== Given passage ==
United States District Court, S.D. Indiana, Indianapolis Division
April 28, 2014
OVERTON & SONS TOOL & DIE CO., INC., Plaintiff,
PRECISION TOOL, DIE & MACHINE CO., INC., doing business as NTH WORKS, Defendant.
ENTRY ON MOTION TO DISMISS, TRANSFER, OR STAY
TANYA WALTON PRATT, District Judge.
This matter comes before the Court on Precision Tool, Die & Machine Co., Inc.'s ("Precision") Motion to Dismiss, or in the Alternative, Motion to Transfer, or in the Alternative, Motion to Stay (Dkt. 7). Overton & Sons Tool & Die Co., Inc. ("Overton") brought suit against Precision, alleging that Precision breached two separate agreements between the parties. For the reasons set forth below, Precision's Motion is DENIED.
For the purposes of a motion to dismiss, the Court must accept the complaint's well-pleaded allegations as true and draw all favorable inferences for the plaintiff. Killingsworth v. HSBC Bank Nevada, N.A., 507 F.3d 614, 618 (7th Cir. 2007). In January 2013, Precision solicited quotes for an order of dies to be used in the construction of cable abutments. After multiple communications and a series of evolving quotes, Precision accepted Overton's final quote in February 2013. Overton acknowledged Precision's purchase order in an email Order Acknowledgement. At that time, Overton promised delivery by April 30, 2013. From February to mid-March, Precision made additional changes to the project specifications.
===
== Stored rows ==
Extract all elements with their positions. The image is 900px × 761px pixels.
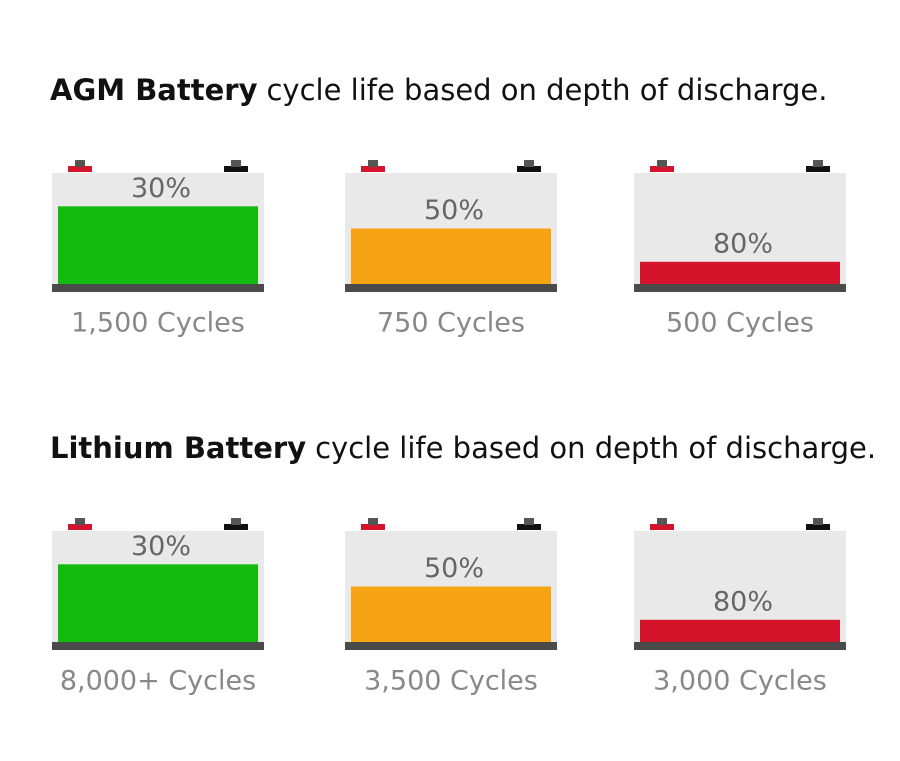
terminal-negative-post bbox=[524, 518, 534, 525]
charge-fill bbox=[640, 619, 840, 642]
terminal-negative-post bbox=[813, 160, 823, 167]
charge-fill bbox=[351, 586, 551, 642]
cycles-label: 1,500 Cycles bbox=[71, 308, 245, 339]
depth-label: 50% bbox=[424, 553, 484, 584]
terminal-positive bbox=[650, 524, 674, 530]
charge-fill bbox=[58, 206, 258, 284]
charge-fill bbox=[351, 228, 551, 284]
battery-base bbox=[634, 642, 846, 650]
terminal-positive bbox=[650, 166, 674, 172]
battery-base bbox=[52, 642, 264, 650]
terminal-negative-post bbox=[231, 518, 241, 525]
battery-base bbox=[634, 284, 846, 292]
charge-fill bbox=[640, 261, 840, 284]
cycles-label: 3,500 Cycles bbox=[364, 666, 538, 697]
terminal-negative bbox=[806, 166, 830, 172]
terminal-negative bbox=[517, 524, 541, 530]
depth-label: 30% bbox=[131, 531, 191, 562]
terminal-positive-post bbox=[657, 518, 667, 525]
depth-label: 80% bbox=[713, 228, 773, 259]
charge-fill bbox=[58, 564, 258, 642]
cycles-label: 8,000+ Cycles bbox=[60, 666, 256, 697]
cycles-label: 750 Cycles bbox=[377, 308, 525, 339]
terminal-positive-post bbox=[368, 160, 378, 167]
cycles-label: 500 Cycles bbox=[666, 308, 814, 339]
cycles-label: 3,000 Cycles bbox=[653, 666, 827, 697]
terminal-positive bbox=[361, 166, 385, 172]
terminal-positive bbox=[68, 524, 92, 530]
title-bold: Lithium Battery bbox=[50, 431, 306, 465]
terminal-negative bbox=[517, 166, 541, 172]
terminal-positive bbox=[361, 524, 385, 530]
section-title: Lithium Battery cycle life based on depth… bbox=[50, 431, 876, 465]
terminal-positive-post bbox=[368, 518, 378, 525]
terminal-negative bbox=[224, 524, 248, 530]
title-rest: cycle life based on depth of discharge. bbox=[315, 431, 876, 465]
depth-label: 30% bbox=[131, 173, 191, 204]
terminal-positive-post bbox=[75, 160, 85, 167]
title-bold: AGM Battery bbox=[50, 73, 258, 107]
battery-base bbox=[345, 642, 557, 650]
terminal-negative-post bbox=[524, 160, 534, 167]
depth-label: 50% bbox=[424, 195, 484, 226]
title-rest: cycle life based on depth of discharge. bbox=[266, 73, 827, 107]
terminal-negative-post bbox=[813, 518, 823, 525]
terminal-negative bbox=[806, 524, 830, 530]
terminal-negative bbox=[224, 166, 248, 172]
depth-label: 80% bbox=[713, 586, 773, 617]
terminal-positive-post bbox=[657, 160, 667, 167]
terminal-positive bbox=[68, 166, 92, 172]
section-title: AGM Battery cycle life based on depth of … bbox=[50, 73, 827, 107]
terminal-positive-post bbox=[75, 518, 85, 525]
battery-base bbox=[52, 284, 264, 292]
battery-base bbox=[345, 284, 557, 292]
terminal-negative-post bbox=[231, 160, 241, 167]
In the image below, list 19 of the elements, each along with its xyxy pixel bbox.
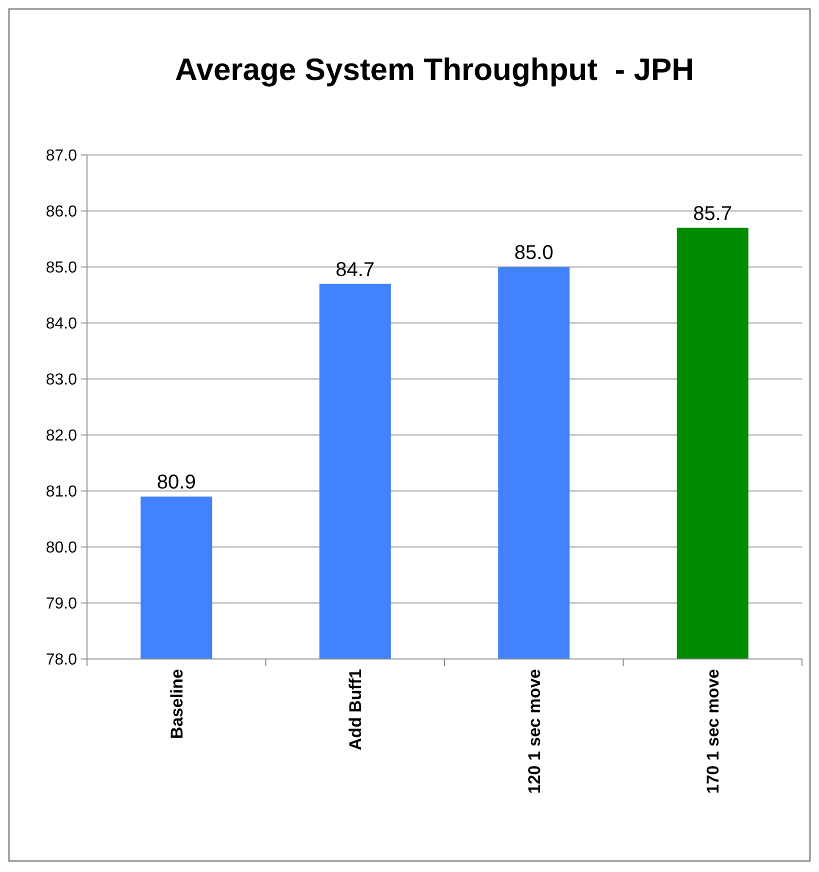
y-tick-label: 83.0	[46, 372, 78, 389]
y-tick-label: 85.0	[46, 260, 78, 277]
x-tick-label: Add Buff1	[346, 669, 366, 750]
data-label: 85.0	[514, 242, 554, 264]
x-tick-label: Baseline	[167, 669, 186, 739]
data-label: 80.9	[156, 472, 196, 494]
x-tick-label: 170 1 sec move	[704, 669, 723, 794]
y-tick-label: 78.0	[46, 652, 78, 669]
chart-title: Average System Throughput - JPH	[174, 52, 694, 87]
y-tick-label: 81.0	[46, 484, 78, 501]
x-tick-label: 120 1 sec move	[524, 669, 544, 794]
y-tick-label: 82.0	[46, 428, 78, 445]
data-label: 85.7	[693, 202, 732, 225]
y-tick-label: 84.0	[46, 316, 78, 333]
y-tick-label: 87.0	[46, 148, 78, 165]
y-tick-label: 80.0	[46, 540, 78, 557]
data-label: 84.7	[336, 258, 375, 281]
y-tick-label: 86.0	[46, 204, 78, 221]
y-tick-label: 79.0	[46, 596, 78, 613]
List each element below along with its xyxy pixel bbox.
===
▸ Challenge 1: In the court entry on the motion to dismiss, by what date did Overton promise delivery of the dies?
▸ Challenge 2: Carry on the court entry on Precision's motion from the point where it stops.

▸ Result 1: April 30, 2013.

▸ Result 2:
Each quote provided by Overton (and the Order Acknowledgment) stated that Overton had the right to "adjust price and delivery if any changes or additions to the project specifications" were requested by Precision. On March 11, 2013, Overton informed Precision that it would be impossible to meet the original deadline of April 30th due to Precision's changes. Shortly thereafter, Precision informed Overton that it was terminating the contract. As of the date of the purported termination, Precision had paid Overton $17, 490.90 of the original contract price. After the termination of the first agreement, Precision entered into a second agreement with Overton, agreeing to pay Overton $10, 000.00 for design drawings. However, despite delivering the requested drawings, Overton has not been paid under the terms of this subsequent agreement.
On August 16, 2013, Overton filed a complaint in this Court, requesting $167, 418.00 in damages arising from Precision's alleged breach of the two agreements. This amount included the balance of the full contract price, which Overton characterizes as "lost revenues and profits" under the original contract terms, and $10, 000.00 for the drawings delivered to Precision. On September 4, 2013, Precision filed their lawsuit in the Western District of Kentucky. Two days later, Precision filed the instant Motion to Dismiss, or in the Alternative, Motion to Transfer, or in the Alternative, Motion to Stay. Additional facts will be addressed below as necessary.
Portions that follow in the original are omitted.